## Requirement:
Whenever a line contains the string "recession", copy it out of the entries.

━━ Record set

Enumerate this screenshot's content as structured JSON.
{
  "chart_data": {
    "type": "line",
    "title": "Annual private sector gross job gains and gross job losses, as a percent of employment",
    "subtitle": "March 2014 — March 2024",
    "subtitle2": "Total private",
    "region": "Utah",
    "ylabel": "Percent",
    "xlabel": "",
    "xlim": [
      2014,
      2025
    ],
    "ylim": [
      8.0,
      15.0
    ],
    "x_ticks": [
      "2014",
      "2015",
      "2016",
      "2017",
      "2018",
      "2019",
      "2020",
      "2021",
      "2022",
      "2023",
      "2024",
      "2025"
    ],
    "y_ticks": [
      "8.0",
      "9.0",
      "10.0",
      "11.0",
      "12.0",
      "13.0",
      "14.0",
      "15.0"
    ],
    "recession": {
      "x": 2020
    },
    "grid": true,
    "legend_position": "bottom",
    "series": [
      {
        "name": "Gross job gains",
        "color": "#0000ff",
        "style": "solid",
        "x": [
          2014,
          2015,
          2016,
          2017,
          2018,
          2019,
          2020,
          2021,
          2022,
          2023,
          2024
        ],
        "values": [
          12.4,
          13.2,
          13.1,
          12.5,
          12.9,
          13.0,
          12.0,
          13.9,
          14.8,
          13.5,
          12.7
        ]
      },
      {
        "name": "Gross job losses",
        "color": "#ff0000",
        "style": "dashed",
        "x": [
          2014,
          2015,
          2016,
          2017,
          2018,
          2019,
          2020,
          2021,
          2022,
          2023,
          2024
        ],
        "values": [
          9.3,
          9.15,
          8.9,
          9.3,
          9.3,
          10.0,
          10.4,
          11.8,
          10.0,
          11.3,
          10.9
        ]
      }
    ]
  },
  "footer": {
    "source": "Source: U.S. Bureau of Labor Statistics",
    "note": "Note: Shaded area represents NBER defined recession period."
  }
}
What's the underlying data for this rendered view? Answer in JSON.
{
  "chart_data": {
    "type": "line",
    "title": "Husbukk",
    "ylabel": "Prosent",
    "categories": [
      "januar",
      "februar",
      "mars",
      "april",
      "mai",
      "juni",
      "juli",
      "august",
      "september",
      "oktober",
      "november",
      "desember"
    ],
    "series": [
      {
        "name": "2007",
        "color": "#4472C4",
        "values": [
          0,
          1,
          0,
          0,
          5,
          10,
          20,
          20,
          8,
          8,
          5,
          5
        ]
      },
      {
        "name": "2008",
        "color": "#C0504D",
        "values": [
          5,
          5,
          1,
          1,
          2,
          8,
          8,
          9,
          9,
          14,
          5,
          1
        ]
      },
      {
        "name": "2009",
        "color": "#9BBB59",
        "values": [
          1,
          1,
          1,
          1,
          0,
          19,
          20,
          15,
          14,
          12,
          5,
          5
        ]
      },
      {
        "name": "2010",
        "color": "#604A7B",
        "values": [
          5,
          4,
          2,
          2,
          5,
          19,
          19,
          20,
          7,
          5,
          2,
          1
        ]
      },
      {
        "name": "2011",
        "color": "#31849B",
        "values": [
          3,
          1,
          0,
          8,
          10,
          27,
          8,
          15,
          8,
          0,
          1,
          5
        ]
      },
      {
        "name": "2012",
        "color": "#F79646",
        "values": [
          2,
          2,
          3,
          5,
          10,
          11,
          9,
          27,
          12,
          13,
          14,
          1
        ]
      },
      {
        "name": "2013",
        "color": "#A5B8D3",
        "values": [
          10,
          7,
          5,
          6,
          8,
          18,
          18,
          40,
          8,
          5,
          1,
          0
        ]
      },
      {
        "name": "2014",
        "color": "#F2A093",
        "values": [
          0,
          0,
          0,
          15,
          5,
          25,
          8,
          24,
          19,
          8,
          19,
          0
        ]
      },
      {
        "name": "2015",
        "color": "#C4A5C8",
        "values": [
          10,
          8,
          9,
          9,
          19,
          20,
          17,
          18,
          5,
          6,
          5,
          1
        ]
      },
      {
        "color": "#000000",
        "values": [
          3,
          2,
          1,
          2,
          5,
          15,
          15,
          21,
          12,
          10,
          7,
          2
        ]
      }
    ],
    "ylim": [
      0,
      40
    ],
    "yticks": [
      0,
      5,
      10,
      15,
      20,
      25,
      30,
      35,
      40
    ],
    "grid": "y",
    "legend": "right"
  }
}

━━━━

## Exercise output:
    "recession": {
    "note": "Note: Shaded area represents NBER defined recession period."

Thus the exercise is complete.